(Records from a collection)

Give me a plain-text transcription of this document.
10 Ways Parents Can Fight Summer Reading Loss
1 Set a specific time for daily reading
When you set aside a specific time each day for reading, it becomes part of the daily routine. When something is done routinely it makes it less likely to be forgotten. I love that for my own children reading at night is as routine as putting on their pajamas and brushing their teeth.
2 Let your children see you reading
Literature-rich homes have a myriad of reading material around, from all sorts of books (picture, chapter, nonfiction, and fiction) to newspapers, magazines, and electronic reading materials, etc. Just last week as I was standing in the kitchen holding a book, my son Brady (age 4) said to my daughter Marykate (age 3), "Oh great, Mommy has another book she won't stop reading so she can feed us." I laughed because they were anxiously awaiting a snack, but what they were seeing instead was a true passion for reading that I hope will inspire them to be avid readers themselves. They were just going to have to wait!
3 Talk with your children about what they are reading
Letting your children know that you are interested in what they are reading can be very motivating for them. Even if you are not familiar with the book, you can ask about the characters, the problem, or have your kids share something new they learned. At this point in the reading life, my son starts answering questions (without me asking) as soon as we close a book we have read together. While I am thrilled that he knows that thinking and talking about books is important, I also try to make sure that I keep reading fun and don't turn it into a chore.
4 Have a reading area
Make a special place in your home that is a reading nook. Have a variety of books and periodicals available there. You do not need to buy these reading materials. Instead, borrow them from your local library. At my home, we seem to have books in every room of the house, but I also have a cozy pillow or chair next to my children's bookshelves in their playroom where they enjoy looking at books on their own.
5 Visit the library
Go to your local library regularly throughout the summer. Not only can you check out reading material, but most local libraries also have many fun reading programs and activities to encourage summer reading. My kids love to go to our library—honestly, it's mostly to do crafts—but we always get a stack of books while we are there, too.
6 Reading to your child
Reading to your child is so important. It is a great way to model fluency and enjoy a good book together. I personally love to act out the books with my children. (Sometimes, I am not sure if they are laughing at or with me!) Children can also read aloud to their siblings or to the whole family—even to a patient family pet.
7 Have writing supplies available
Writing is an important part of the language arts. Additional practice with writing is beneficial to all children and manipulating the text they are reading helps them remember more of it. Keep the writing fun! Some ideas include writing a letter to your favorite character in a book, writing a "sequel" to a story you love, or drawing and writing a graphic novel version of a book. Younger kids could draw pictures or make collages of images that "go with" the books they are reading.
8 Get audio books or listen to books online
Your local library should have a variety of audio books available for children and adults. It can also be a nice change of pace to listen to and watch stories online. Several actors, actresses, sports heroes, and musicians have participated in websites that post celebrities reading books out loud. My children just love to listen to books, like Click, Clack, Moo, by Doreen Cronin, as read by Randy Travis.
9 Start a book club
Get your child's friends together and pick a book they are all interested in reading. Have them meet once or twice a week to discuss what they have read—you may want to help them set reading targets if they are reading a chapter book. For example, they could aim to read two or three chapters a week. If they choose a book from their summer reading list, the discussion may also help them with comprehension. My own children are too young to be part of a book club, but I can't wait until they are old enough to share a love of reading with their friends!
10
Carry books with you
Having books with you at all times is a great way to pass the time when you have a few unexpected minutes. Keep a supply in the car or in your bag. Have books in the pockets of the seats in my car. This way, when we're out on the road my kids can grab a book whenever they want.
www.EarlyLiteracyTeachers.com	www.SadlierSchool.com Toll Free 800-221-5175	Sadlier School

What is asked:
Word for word, restate all of the data shown above.

Full answer:
Give me a plain-text transcription of this document.
10 Ways Parents Can Fight Summer Reading Loss
1 Set a specific time for daily reading
When you set aside a specific time each day for reading, it becomes part of the daily routine. When something is done routinely it makes it less likely to be forgotten. I love that for my own children reading at night is as routine as putting on their pajamas and brushing their teeth.
2 Let your children see you reading
Literature-rich homes have a myriad of reading material around, from all sorts of books (picture, chapter, nonfiction, and fiction) to newspapers, magazines, and electronic reading materials, etc. Just last week as I was standing in the kitchen holding a book, my son Brady (age 4) said to my daughter Marykate (age 3), "Oh great, Mommy has another book she won't stop reading so she can feed us." I laughed because they were anxiously awaiting a snack, but what they were seeing instead was a true passion for reading that I hope will inspire them to be avid readers themselves. They were just going to have to wait!
3 Talk with your children about what they are reading
Letting your children know that you are interested in what they are reading can be very motivating for them. Even if you are not familiar with the book, you can ask about the characters, the problem, or have your kids share something new they learned. At this point in the reading life, my son starts answering questions (without me asking) as soon as we close a book we have read together. While I am thrilled that he knows that thinking and talking about books is important, I also try to make sure that I keep reading fun and don't turn it into a chore.
4 Have a reading area
Make a special place in your home that is a reading nook. Have a variety of books and periodicals available there. You do not need to buy these reading materials. Instead, borrow them from your local library. At my home, we seem to have books in every room of the house, but I also have a cozy pillow or chair next to my children's bookshelves in their playroom where they enjoy looking at books on their own.
5 Visit the library
Go to your local library regularly throughout the summer. Not only can you check out reading material, but most local libraries also have many fun reading programs and activities to encourage summer reading. My kids love to go to our library—honestly, it's mostly to do crafts—but we always get a stack of books while we are there, too.
6 Reading to your child
Reading to your child is so important. It is a great way to model fluency and enjoy a good book together. I personally love to act out the books with my children. (Sometimes, I am not sure if they are laughing at or with me!) Children can also read aloud to their siblings or to the whole family—even to a patient family pet.
7 Have writing supplies available
Writing is an important part of the language arts. Additional practice with writing is beneficial to all children and manipulating the text they are reading helps them remember more of it. Keep the writing fun! Some ideas include writing a letter to your favorite character in a book, writing a "sequel" to a story you love, or drawing and writing a graphic novel version of a book. Younger kids could draw pictures or make collages of images that "go with" the books they are reading.
8 Get audio books or listen to books online
Your local library should have a variety of audio books available for children and adults. It can also be a nice change of pace to listen to and watch stories online. Several actors, actresses, sports heroes, and musicians have participated in websites that post celebrities reading books out loud. My children just love to listen to books, like Click, Clack, Moo, by Doreen Cronin, as read by Randy Travis.
9 Start a book club
Get your child's friends together and pick a book they are all interested in reading. Have them meet once or twice a week to discuss what they have read—you may want to help them set reading targets if they are reading a chapter book. For example, they could aim to read two or three chapters a week. If they choose a book from their summer reading list, the discussion may also help them with comprehension. My own children are too young to be part of a book club, but I can't wait until they are old enough to share a love of reading with their friends!
10
Carry books with you
Having books with you at all times is a great way to pass the time when you have a few unexpected minutes. Keep a supply in the car or in your bag. Have books in the pockets of the seats in my car. This way, when we're out on the road my kids can grab a book whenever they want.
www.EarlyLiteracyTeachers.com	www.SadlierSchool.com Toll Free 800-221-5175	Sadlier School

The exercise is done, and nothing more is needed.